* _Problem statement_:
Single out the lines that include the word "endemicity". Copy them.

□ □ □ □

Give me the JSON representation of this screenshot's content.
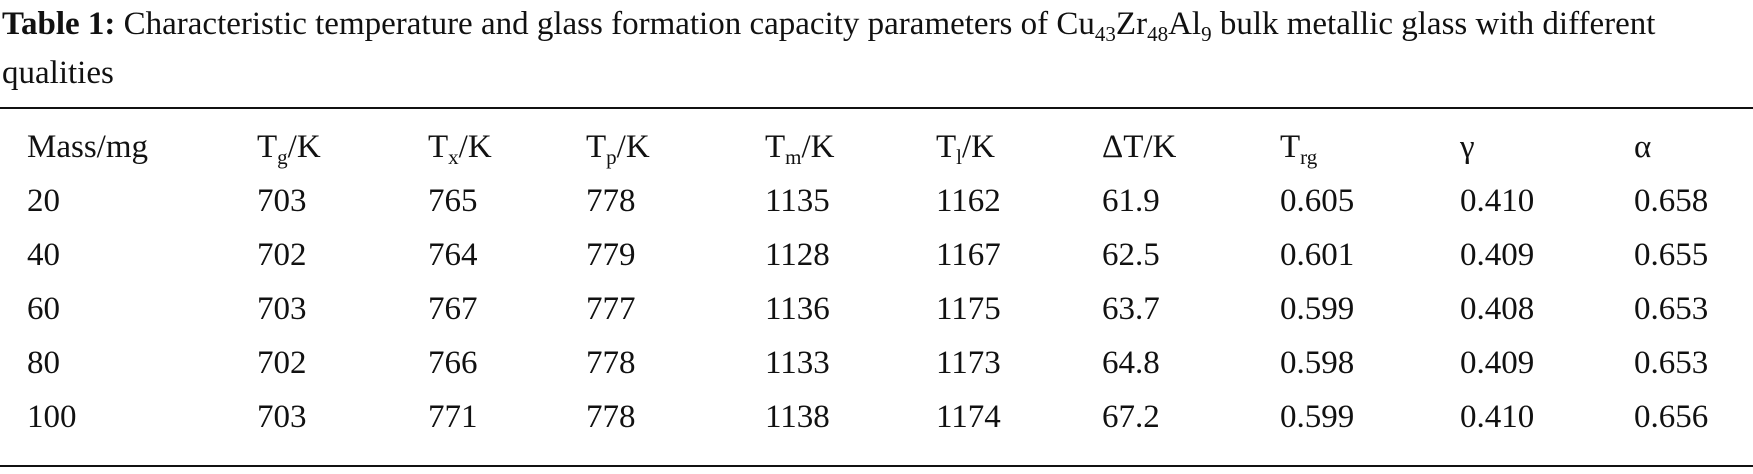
{
  "caption": {
    "label": "Table 1:",
    "text_pre": " Characteristic temperature and glass formation capacity parameters of Cu",
    "sub1": "43",
    "mid1": "Zr",
    "sub2": "48",
    "mid2": "Al",
    "sub3": "9",
    "text_post": " bulk metallic glass with different qualities"
  },
  "table": {
    "headers": [
      {
        "main": "Mass/mg",
        "sub": "",
        "tail": ""
      },
      {
        "main": "T",
        "sub": "g",
        "tail": "/K"
      },
      {
        "main": "T",
        "sub": "x",
        "tail": "/K"
      },
      {
        "main": "T",
        "sub": "p",
        "tail": "/K"
      },
      {
        "main": "T",
        "sub": "m",
        "tail": "/K"
      },
      {
        "main": "T",
        "sub": "l",
        "tail": "/K"
      },
      {
        "main": "ΔT/K",
        "sub": "",
        "tail": ""
      },
      {
        "main": "T",
        "sub": "rg",
        "tail": ""
      },
      {
        "main": "γ",
        "sub": "",
        "tail": ""
      },
      {
        "main": "α",
        "sub": "",
        "tail": ""
      }
    ],
    "rows": [
      [
        "20",
        "703",
        "765",
        "778",
        "1135",
        "1162",
        "61.9",
        "0.605",
        "0.410",
        "0.658"
      ],
      [
        "40",
        "702",
        "764",
        "779",
        "1128",
        "1167",
        "62.5",
        "0.601",
        "0.409",
        "0.655"
      ],
      [
        "60",
        "703",
        "767",
        "777",
        "1136",
        "1175",
        "63.7",
        "0.599",
        "0.408",
        "0.653"
      ],
      [
        "80",
        "702",
        "766",
        "778",
        "1133",
        "1173",
        "64.8",
        "0.598",
        "0.409",
        "0.653"
      ],
      [
        "100",
        "703",
        "771",
        "778",
        "1138",
        "1174",
        "67.2",
        "0.599",
        "0.410",
        "0.656"
      ]
    ]
  }
}
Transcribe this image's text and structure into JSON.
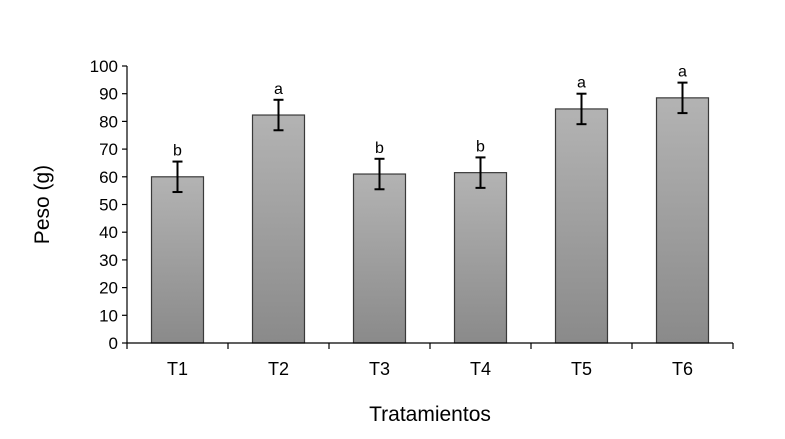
{
  "chart_data": {
    "type": "bar",
    "title": "",
    "xlabel": "Tratamientos",
    "ylabel": "Peso (g)",
    "ylim": [
      0,
      100
    ],
    "ytick_step": 10,
    "ytick_labels": [
      "0",
      "10",
      "20",
      "30",
      "40",
      "50",
      "60",
      "70",
      "80",
      "90",
      "100"
    ],
    "categories": [
      "T1",
      "T2",
      "T3",
      "T4",
      "T5",
      "T6"
    ],
    "values": [
      60,
      82.3,
      61,
      61.5,
      84.5,
      88.5
    ],
    "error": [
      5.5,
      5.5,
      5.5,
      5.5,
      5.5,
      5.5
    ],
    "significance": [
      "b",
      "a",
      "b",
      "b",
      "a",
      "a"
    ],
    "grid": false,
    "legend": "none",
    "bar_color_top": "#b3b3b3",
    "bar_color_bottom": "#8a8a8a",
    "bar_edge_color": "#3a3a3a"
  }
}
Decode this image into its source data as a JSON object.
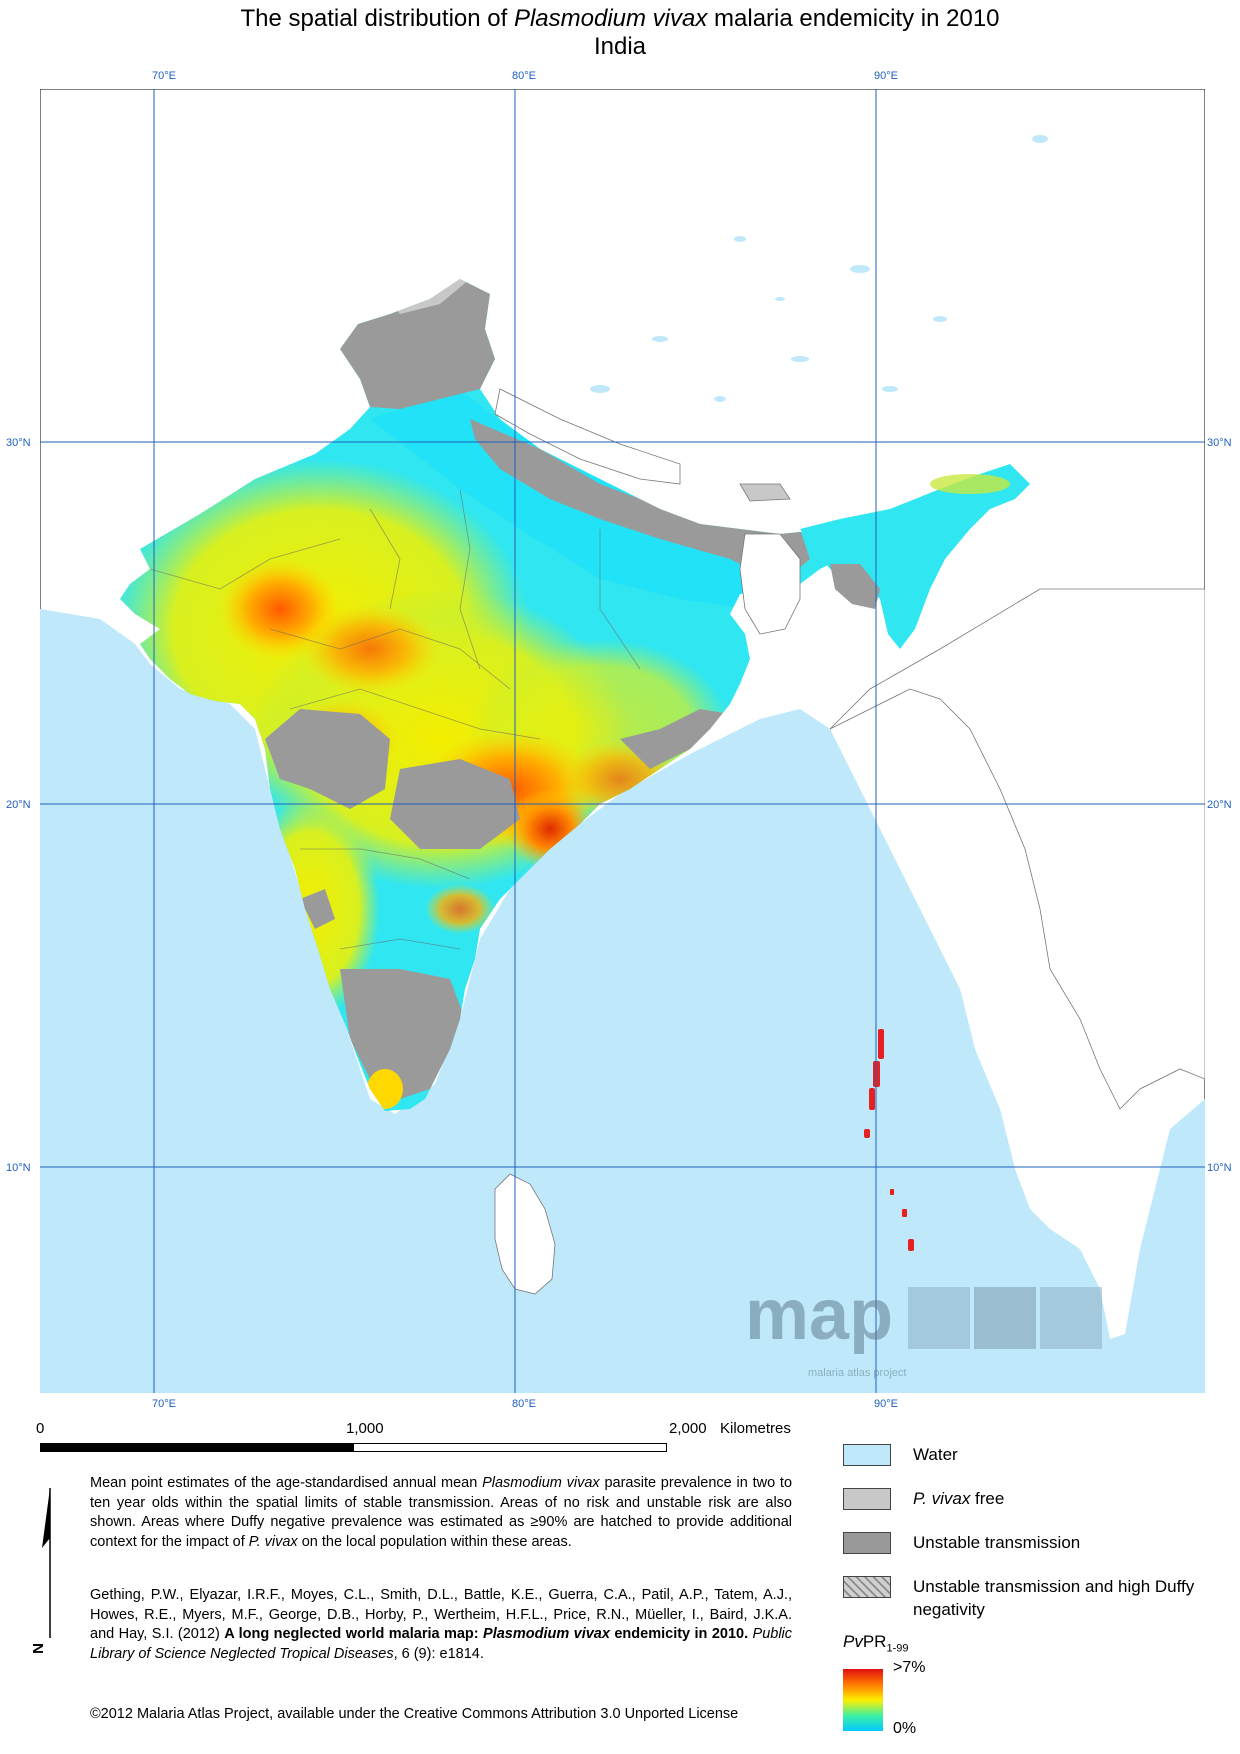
{
  "title": {
    "pre": "The spatial distribution of ",
    "species": "Plasmodium vivax",
    "post": " malaria endemicity in 2010"
  },
  "subtitle": "India",
  "graticule": {
    "longitudes": [
      "70°E",
      "80°E",
      "90°E"
    ],
    "latitudes": [
      "30°N",
      "20°N",
      "10°N"
    ]
  },
  "scale": {
    "zero": "0",
    "mid": "1,000",
    "max": "2,000",
    "unit": "Kilometres"
  },
  "description": {
    "p1": "Mean point estimates of the age-standardised annual mean ",
    "p1_species": "Plasmodium vivax",
    "p2": " parasite prevalence in two to ten year olds within the spatial limits of stable transmission. Areas of no risk and unstable risk are also shown. Areas where Duffy negative prevalence was estimated as ≥90% are hatched to provide additional context for the impact of ",
    "p2_species": "P. vivax",
    "p3": " on the local population within these areas."
  },
  "citation": {
    "authors": "Gething, P.W., Elyazar, I.R.F., Moyes, C.L., Smith, D.L., Battle, K.E., Guerra, C.A., Patil, A.P., Tatem, A.J., Howes, R.E., Myers, M.F., George, D.B., Horby, P., Wertheim, H.F.L., Price, R.N., Müeller, I., Baird, J.K.A. and Hay, S.I. (2012) ",
    "title_a": "A long neglected world malaria map: ",
    "title_b": "Plasmodium vivax",
    "title_c": " endemicity in 2010.",
    "journal": " Public Library of Science Neglected Tropical Diseases",
    "issue": ", 6 (9): e1814."
  },
  "license": "©2012 Malaria Atlas Project, available under the Creative Commons Attribution 3.0 Unported License",
  "north": "N",
  "logo": {
    "word": "map",
    "tag": "malaria atlas project"
  },
  "legend": {
    "items": [
      {
        "label": "Water",
        "color": "#bfe8fb"
      },
      {
        "label_i": "P. vivax",
        "label_r": " free",
        "color": "#c8c8c8"
      },
      {
        "label": "Unstable transmission",
        "color": "#999999"
      },
      {
        "label": "Unstable transmission and high Duffy negativity",
        "color": "#d0d0d0"
      }
    ],
    "ramp_title_i": "Pv",
    "ramp_title_r": "PR",
    "ramp_title_sub": "1-99",
    "ramp_high": ">7%",
    "ramp_low": "0%"
  },
  "colors": {
    "water": "#bfe8fb",
    "land": "#ffffff",
    "unstable": "#999999",
    "free": "#c8c8c8",
    "grid": "#1f5fbf"
  }
}
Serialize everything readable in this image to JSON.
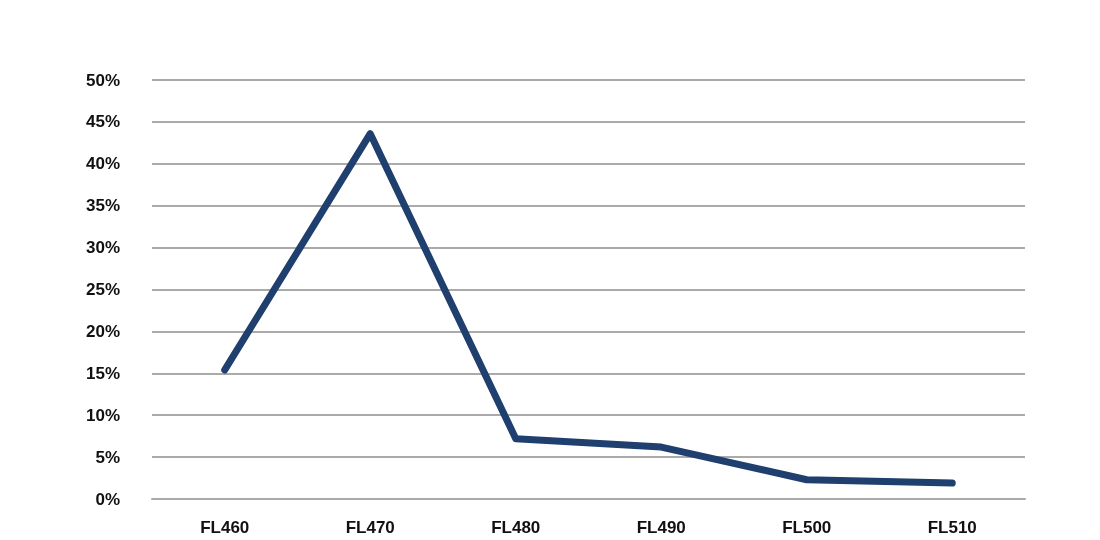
{
  "chart_data": {
    "type": "line",
    "categories": [
      "FL460",
      "FL470",
      "FL480",
      "FL490",
      "FL500",
      "FL510"
    ],
    "series": [
      {
        "color": "#1f3f6e",
        "values": [
          15.4,
          43.6,
          7.2,
          6.2,
          2.3,
          1.9
        ]
      }
    ],
    "ylim": [
      0,
      50
    ],
    "yticks": [
      {
        "value": 0,
        "label": "0%"
      },
      {
        "value": 5,
        "label": "5%"
      },
      {
        "value": 10,
        "label": "10%"
      },
      {
        "value": 15,
        "label": "15%"
      },
      {
        "value": 20,
        "label": "20%"
      },
      {
        "value": 25,
        "label": "25%"
      },
      {
        "value": 30,
        "label": "30%"
      },
      {
        "value": 35,
        "label": "35%"
      },
      {
        "value": 40,
        "label": "40%"
      },
      {
        "value": 45,
        "label": "45%"
      },
      {
        "value": 50,
        "label": "50%"
      }
    ],
    "grid": "y",
    "marker": "none",
    "line_style": "solid"
  }
}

□ □ □ □

* _Solution_:
    "post": " malaria endemicity in 2010"
    "title_c": " endemicity in 2010.",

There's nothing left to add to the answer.